[Problem statement]
Copy out the data below as written; omit any images.

[Extracted records]
--- Begin ---

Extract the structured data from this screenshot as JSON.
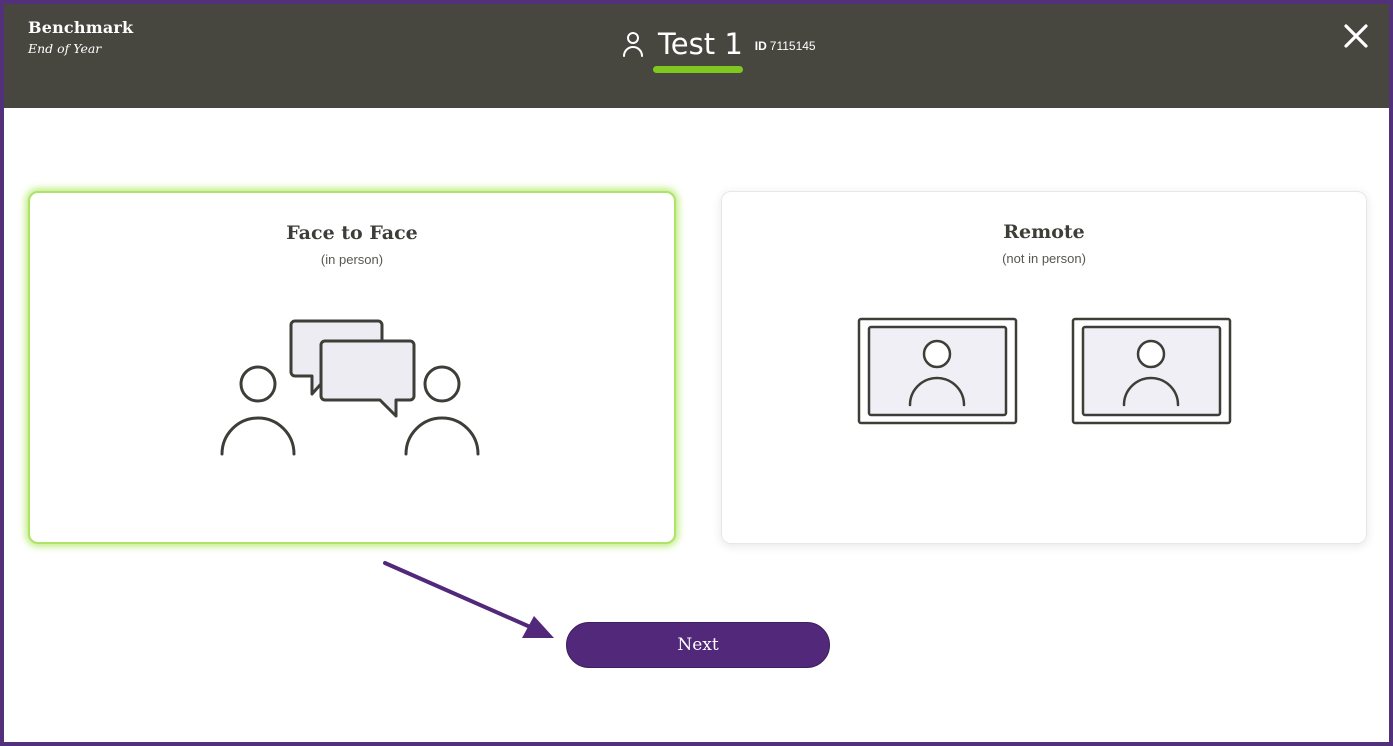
{
  "header": {
    "title": "Benchmark",
    "subtitle": "End of Year",
    "student_name": "Test 1",
    "id_label": "ID",
    "id_value": "7115145"
  },
  "options": [
    {
      "title": "Face to Face",
      "subtitle": "(in person)",
      "icon": "people-conversation-icon",
      "selected": true
    },
    {
      "title": "Remote",
      "subtitle": "(not in person)",
      "icon": "video-screens-icon",
      "selected": false
    }
  ],
  "next_label": "Next",
  "colors": {
    "header_bg": "#474740",
    "accent_green": "#7ec81f",
    "selected_border": "#aee36a",
    "primary_purple": "#52287a",
    "screen_fill": "#f1eff6",
    "icon_stroke": "#3e3e38"
  }
}
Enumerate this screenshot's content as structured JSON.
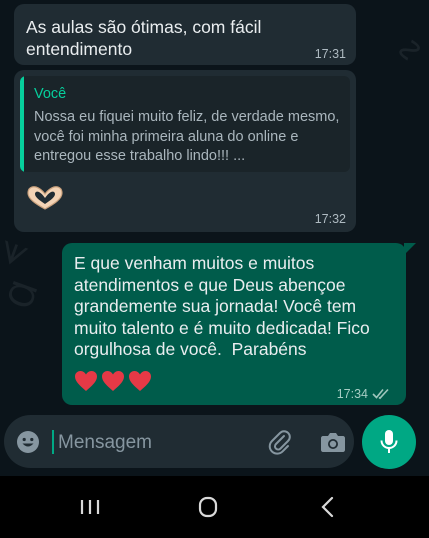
{
  "conversation": {
    "messages": [
      {
        "direction": "incoming",
        "text": "As aulas são ótimas, com fácil\nentendimento",
        "time": "17:31"
      },
      {
        "direction": "incoming",
        "quoted": {
          "author": "Você",
          "text": "Nossa eu fiquei muito feliz, de verdade mesmo, você foi minha primeira aluna do online e entregou esse trabalho lindo!!! ..."
        },
        "emoji": "heart-hands-emoji",
        "time": "17:32"
      },
      {
        "direction": "outgoing",
        "text": "E que venham muitos e muitos atendimentos e que Deus abençoe grandemente sua jornada! Você tem muito talento e é muito dedicada! Fico orgulhosa de você.  Parabéns",
        "emoji": "red-heart-emoji x3",
        "time": "17:34",
        "status": "read"
      }
    ]
  },
  "composer": {
    "placeholder": "Mensagem",
    "icons": [
      "emoji-icon",
      "attach-icon",
      "camera-icon",
      "microphone-icon"
    ]
  },
  "navigation_bar": {
    "buttons": [
      "recents-button",
      "home-button",
      "back-button"
    ]
  },
  "colors": {
    "background": "#0b141a",
    "incoming_bubble": "#202c33",
    "outgoing_bubble": "#005c4b",
    "accent": "#00a884",
    "quote_author": "#06cf9c",
    "heart": "#e63946"
  }
}
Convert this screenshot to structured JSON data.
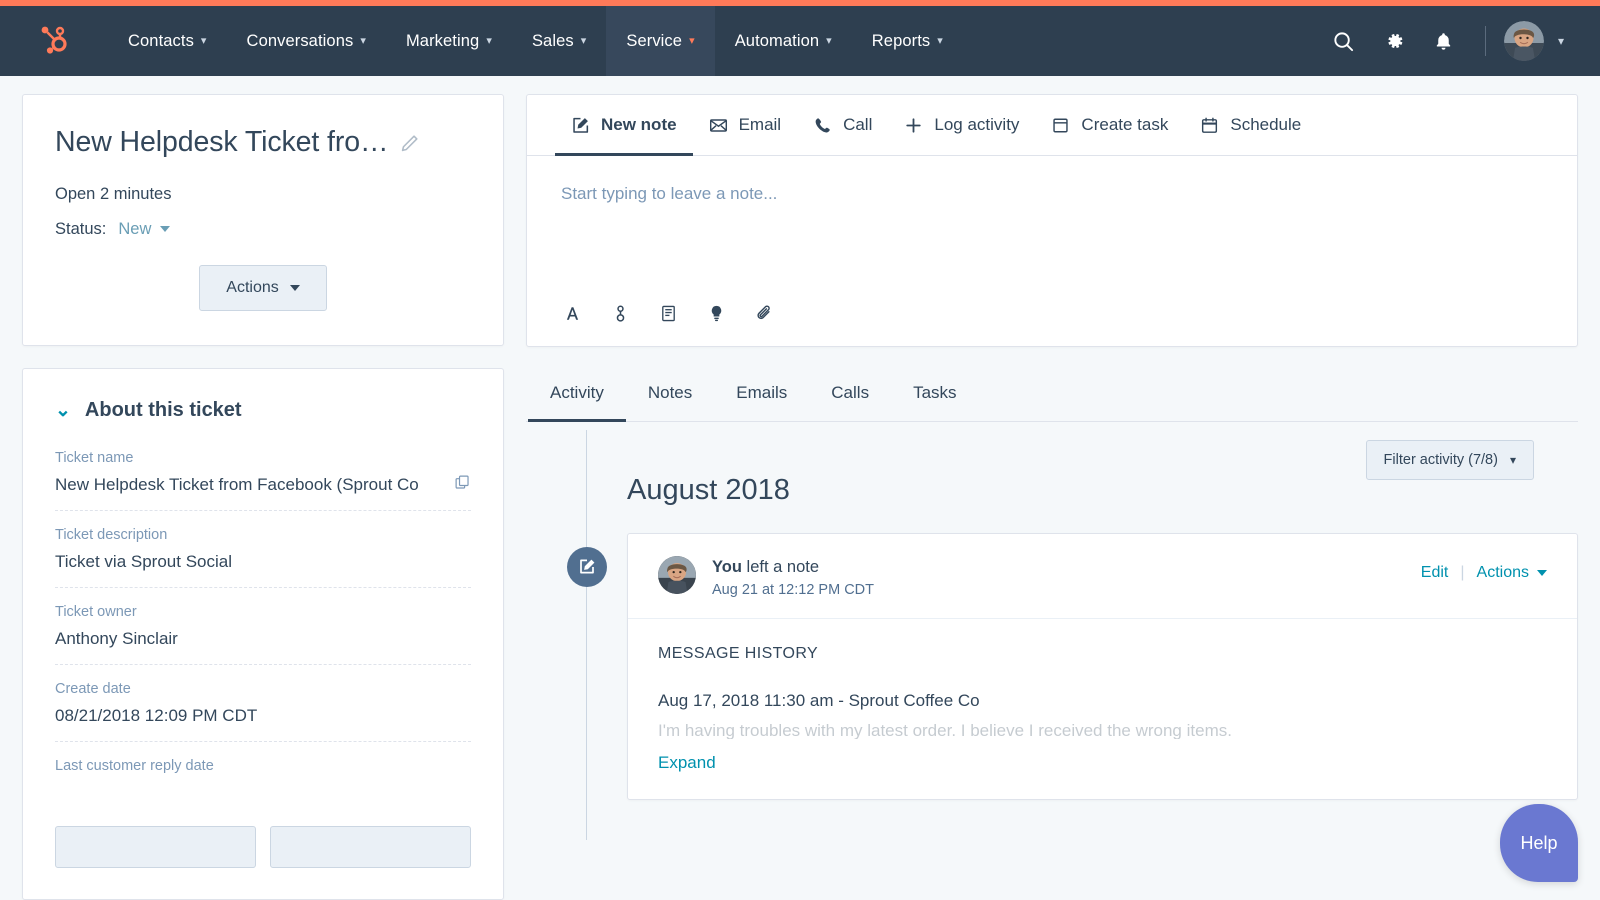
{
  "nav": {
    "logo_icon": "hubspot-sprocket-logo",
    "items": [
      {
        "label": "Contacts",
        "active": false
      },
      {
        "label": "Conversations",
        "active": false
      },
      {
        "label": "Marketing",
        "active": false
      },
      {
        "label": "Sales",
        "active": false
      },
      {
        "label": "Service",
        "active": true
      },
      {
        "label": "Automation",
        "active": false
      },
      {
        "label": "Reports",
        "active": false
      }
    ],
    "icons": {
      "search": "search-icon",
      "settings": "gear-icon",
      "notifications": "bell-icon"
    },
    "avatar_alt": "user-avatar"
  },
  "ticket": {
    "title": "New Helpdesk Ticket fro…",
    "edit_icon": "pencil-icon",
    "open_duration": "Open 2 minutes",
    "status_label": "Status:",
    "status_value": "New",
    "actions_label": "Actions"
  },
  "about": {
    "section_title": "About this ticket",
    "fields": [
      {
        "label": "Ticket name",
        "value": "New Helpdesk Ticket from Facebook (Sprout Co"
      },
      {
        "label": "Ticket description",
        "value": "Ticket via Sprout Social"
      },
      {
        "label": "Ticket owner",
        "value": "Anthony Sinclair"
      },
      {
        "label": "Create date",
        "value": "08/21/2018 12:09 PM CDT"
      },
      {
        "label": "Last customer reply date",
        "value": ""
      }
    ]
  },
  "composer": {
    "tabs": [
      {
        "label": "New note",
        "icon": "note-pencil-icon",
        "active": true
      },
      {
        "label": "Email",
        "icon": "envelope-icon",
        "active": false
      },
      {
        "label": "Call",
        "icon": "phone-icon",
        "active": false
      },
      {
        "label": "Log activity",
        "icon": "plus-icon",
        "active": false
      },
      {
        "label": "Create task",
        "icon": "task-card-icon",
        "active": false
      },
      {
        "label": "Schedule",
        "icon": "calendar-icon",
        "active": false
      }
    ],
    "placeholder": "Start typing to leave a note...",
    "toolbar_icons": [
      "font-format-icon",
      "insert-contact-icon",
      "document-template-icon",
      "knowledge-lightbulb-icon",
      "attachment-paperclip-icon"
    ]
  },
  "activity": {
    "tabs": [
      {
        "label": "Activity",
        "active": true
      },
      {
        "label": "Notes",
        "active": false
      },
      {
        "label": "Emails",
        "active": false
      },
      {
        "label": "Calls",
        "active": false
      },
      {
        "label": "Tasks",
        "active": false
      }
    ],
    "filter_label": "Filter activity (7/8)",
    "month_heading": "August 2018",
    "events": [
      {
        "badge_icon": "note-pencil-icon",
        "actor": "You",
        "action": " left a note",
        "timestamp": "Aug 21 at 12:12 PM CDT",
        "edit_label": "Edit",
        "actions_label": "Actions",
        "body_label": "MESSAGE HISTORY",
        "message_header": "Aug 17, 2018 11:30 am - Sprout Coffee Co",
        "message_preview": "I'm having troubles with my latest order. I believe I received the wrong items.",
        "expand_label": "Expand"
      }
    ]
  },
  "help": {
    "label": "Help"
  },
  "colors": {
    "brand_orange": "#ff7a59",
    "nav_navy": "#2e3f50",
    "nav_active": "#37485c",
    "text_primary": "#33475b",
    "text_muted": "#7c98b6",
    "link_teal": "#0091ae",
    "page_bg": "#f5f8fa",
    "border": "#dfe3eb",
    "badge_slate": "#516f90",
    "help_purple": "#6a78d1"
  }
}
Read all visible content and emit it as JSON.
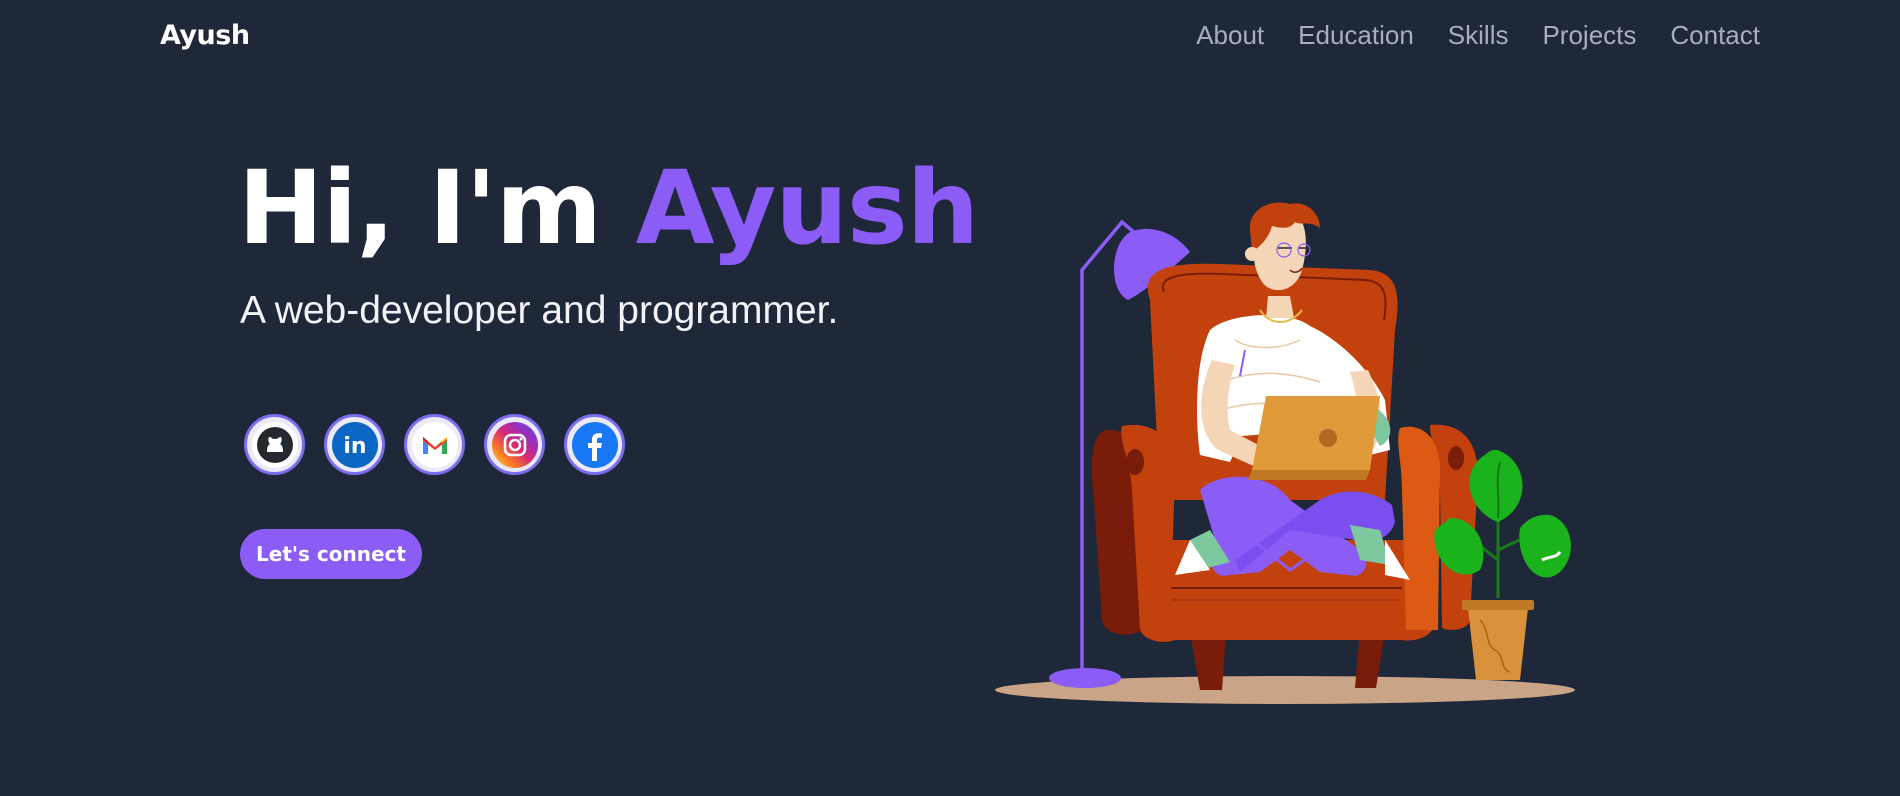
{
  "nav": {
    "brand": "Ayush",
    "links": [
      "About",
      "Education",
      "Skills",
      "Projects",
      "Contact"
    ]
  },
  "hero": {
    "greeting": "Hi, I'm ",
    "name": "Ayush",
    "subtitle": "A web-developer and programmer.",
    "cta_label": "Let's connect"
  },
  "socials": [
    {
      "name": "github",
      "icon": "github-icon"
    },
    {
      "name": "linkedin",
      "icon": "linkedin-icon"
    },
    {
      "name": "gmail",
      "icon": "gmail-icon"
    },
    {
      "name": "instagram",
      "icon": "instagram-icon"
    },
    {
      "name": "facebook",
      "icon": "facebook-icon"
    }
  ],
  "colors": {
    "background": "#1f2839",
    "accent": "#8b5cf6",
    "nav_link": "#a8aebd"
  }
}
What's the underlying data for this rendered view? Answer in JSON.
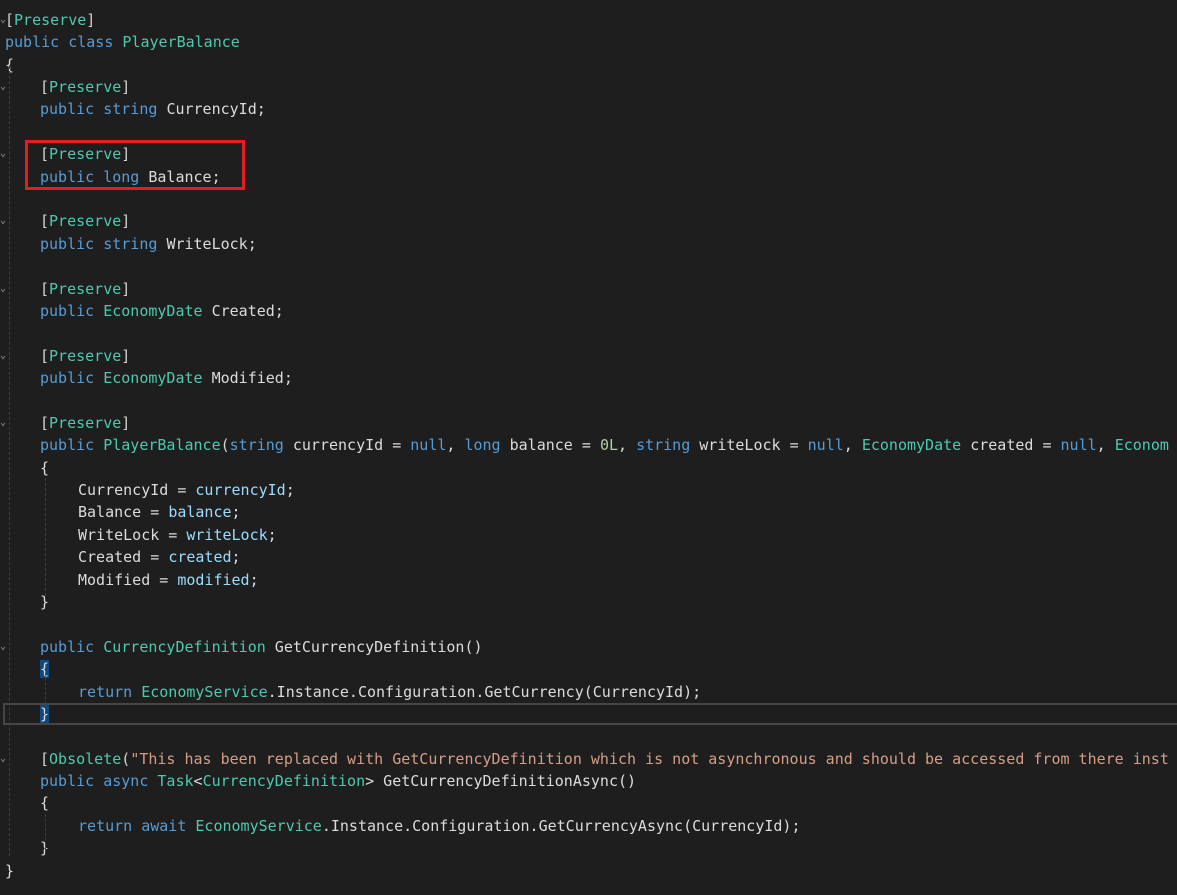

--- End ---

[Answer]
Extract the structured data from this screenshot as JSON.
{
  "header": {
    "title": "Benchmark",
    "subtitle": "End of Year",
    "student_name": "Test 1",
    "id_label": "ID",
    "id_value": "7115145"
  },
  "options": [
    {
      "title": "Face to Face",
      "subtitle": "(in person)",
      "icon": "people-conversation-icon",
      "selected": true
    },
    {
      "title": "Remote",
      "subtitle": "(not in person)",
      "icon": "video-screens-icon",
      "selected": false
    }
  ],
  "next_label": "Next",
  "colors": {
    "header_bg": "#474740",
    "accent_green": "#7ec81f",
    "selected_border": "#aee36a",
    "primary_purple": "#52287a",
    "screen_fill": "#f1eff6",
    "icon_stroke": "#3e3e38"
  }
}
Enumerate this screenshot's content as structured JSON.
{
  "conversation": {
    "messages": [
      {
        "direction": "incoming",
        "text": "As aulas são ótimas, com fácil\nentendimento",
        "time": "17:31"
      },
      {
        "direction": "incoming",
        "quoted": {
          "author": "Você",
          "text": "Nossa eu fiquei muito feliz, de verdade mesmo, você foi minha primeira aluna do online e entregou esse trabalho lindo!!! ..."
        },
        "emoji": "heart-hands-emoji",
        "time": "17:32"
      },
      {
        "direction": "outgoing",
        "text": "E que venham muitos e muitos atendimentos e que Deus abençoe grandemente sua jornada! Você tem muito talento e é muito dedicada! Fico orgulhosa de você.  Parabéns",
        "emoji": "red-heart-emoji x3",
        "time": "17:34",
        "status": "read"
      }
    ]
  },
  "composer": {
    "placeholder": "Mensagem",
    "icons": [
      "emoji-icon",
      "attach-icon",
      "camera-icon",
      "microphone-icon"
    ]
  },
  "navigation_bar": {
    "buttons": [
      "recents-button",
      "home-button",
      "back-button"
    ]
  },
  "colors": {
    "background": "#0b141a",
    "incoming_bubble": "#202c33",
    "outgoing_bubble": "#005c4b",
    "accent": "#00a884",
    "quote_author": "#06cf9c",
    "heart": "#e63946"
  }
}
Convert this screenshot to structured JSON data.
{
  "nav": {
    "logo_icon": "hubspot-sprocket-logo",
    "items": [
      {
        "label": "Contacts",
        "active": false
      },
      {
        "label": "Conversations",
        "active": false
      },
      {
        "label": "Marketing",
        "active": false
      },
      {
        "label": "Sales",
        "active": false
      },
      {
        "label": "Service",
        "active": true
      },
      {
        "label": "Automation",
        "active": false
      },
      {
        "label": "Reports",
        "active": false
      }
    ],
    "icons": {
      "search": "search-icon",
      "settings": "gear-icon",
      "notifications": "bell-icon"
    },
    "avatar_alt": "user-avatar"
  },
  "ticket": {
    "title": "New Helpdesk Ticket fro…",
    "edit_icon": "pencil-icon",
    "open_duration": "Open 2 minutes",
    "status_label": "Status:",
    "status_value": "New",
    "actions_label": "Actions"
  },
  "about": {
    "section_title": "About this ticket",
    "fields": [
      {
        "label": "Ticket name",
        "value": "New Helpdesk Ticket from Facebook (Sprout Co"
      },
      {
        "label": "Ticket description",
        "value": "Ticket via Sprout Social"
      },
      {
        "label": "Ticket owner",
        "value": "Anthony Sinclair"
      },
      {
        "label": "Create date",
        "value": "08/21/2018 12:09 PM CDT"
      },
      {
        "label": "Last customer reply date",
        "value": ""
      }
    ]
  },
  "composer": {
    "tabs": [
      {
        "label": "New note",
        "icon": "note-pencil-icon",
        "active": true
      },
      {
        "label": "Email",
        "icon": "envelope-icon",
        "active": false
      },
      {
        "label": "Call",
        "icon": "phone-icon",
        "active": false
      },
      {
        "label": "Log activity",
        "icon": "plus-icon",
        "active": false
      },
      {
        "label": "Create task",
        "icon": "task-card-icon",
        "active": false
      },
      {
        "label": "Schedule",
        "icon": "calendar-icon",
        "active": false
      }
    ],
    "placeholder": "Start typing to leave a note...",
    "toolbar_icons": [
      "font-format-icon",
      "insert-contact-icon",
      "document-template-icon",
      "knowledge-lightbulb-icon",
      "attachment-paperclip-icon"
    ]
  },
  "activity": {
    "tabs": [
      {
        "label": "Activity",
        "active": true
      },
      {
        "label": "Notes",
        "active": false
      },
      {
        "label": "Emails",
        "active": false
      },
      {
        "label": "Calls",
        "active": false
      },
      {
        "label": "Tasks",
        "active": false
      }
    ],
    "filter_label": "Filter activity (7/8)",
    "month_heading": "August 2018",
    "events": [
      {
        "badge_icon": "note-pencil-icon",
        "actor": "You",
        "action": " left a note",
        "timestamp": "Aug 21 at 12:12 PM CDT",
        "edit_label": "Edit",
        "actions_label": "Actions",
        "body_label": "MESSAGE HISTORY",
        "message_header": "Aug 17, 2018 11:30 am - Sprout Coffee Co",
        "message_preview": "I'm having troubles with my latest order. I believe I received the wrong items.",
        "expand_label": "Expand"
      }
    ]
  },
  "help": {
    "label": "Help"
  },
  "colors": {
    "brand_orange": "#ff7a59",
    "nav_navy": "#2e3f50",
    "nav_active": "#37485c",
    "text_primary": "#33475b",
    "text_muted": "#7c98b6",
    "link_teal": "#0091ae",
    "page_bg": "#f5f8fa",
    "border": "#dfe3eb",
    "badge_slate": "#516f90",
    "help_purple": "#6a78d1"
  }
}
Read all visible content and emit it as JSON.
{
  "nav": {
    "brand": "Ayush",
    "links": [
      "About",
      "Education",
      "Skills",
      "Projects",
      "Contact"
    ]
  },
  "hero": {
    "greeting": "Hi, I'm ",
    "name": "Ayush",
    "subtitle": "A web-developer and programmer.",
    "cta_label": "Let's connect"
  },
  "socials": [
    {
      "name": "github",
      "icon": "github-icon"
    },
    {
      "name": "linkedin",
      "icon": "linkedin-icon"
    },
    {
      "name": "gmail",
      "icon": "gmail-icon"
    },
    {
      "name": "instagram",
      "icon": "instagram-icon"
    },
    {
      "name": "facebook",
      "icon": "facebook-icon"
    }
  ],
  "colors": {
    "background": "#1f2839",
    "accent": "#8b5cf6",
    "nav_link": "#a8aebd"
  }
}
What's the underlying data for this rendered view? Answer in JSON.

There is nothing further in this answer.